Stored data entries:
+ + +

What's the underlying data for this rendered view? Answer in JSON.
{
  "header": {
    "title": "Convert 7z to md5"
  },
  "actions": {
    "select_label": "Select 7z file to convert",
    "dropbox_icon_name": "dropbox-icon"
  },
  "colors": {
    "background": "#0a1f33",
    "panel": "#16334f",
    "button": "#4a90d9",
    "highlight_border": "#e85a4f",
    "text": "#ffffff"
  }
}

+ + +

__Task objective__: Nothing should be left out: repeat all of the data exactly.

__Output below__:
What's the underlying data for this rendered view? Answer in JSON.
{
  "header": {
    "title": "Convert 7z to md5"
  },
  "actions": {
    "select_label": "Select 7z file to convert",
    "dropbox_icon_name": "dropbox-icon"
  },
  "colors": {
    "background": "#0a1f33",
    "panel": "#16334f",
    "button": "#4a90d9",
    "highlight_border": "#e85a4f",
    "text": "#ffffff"
  }
}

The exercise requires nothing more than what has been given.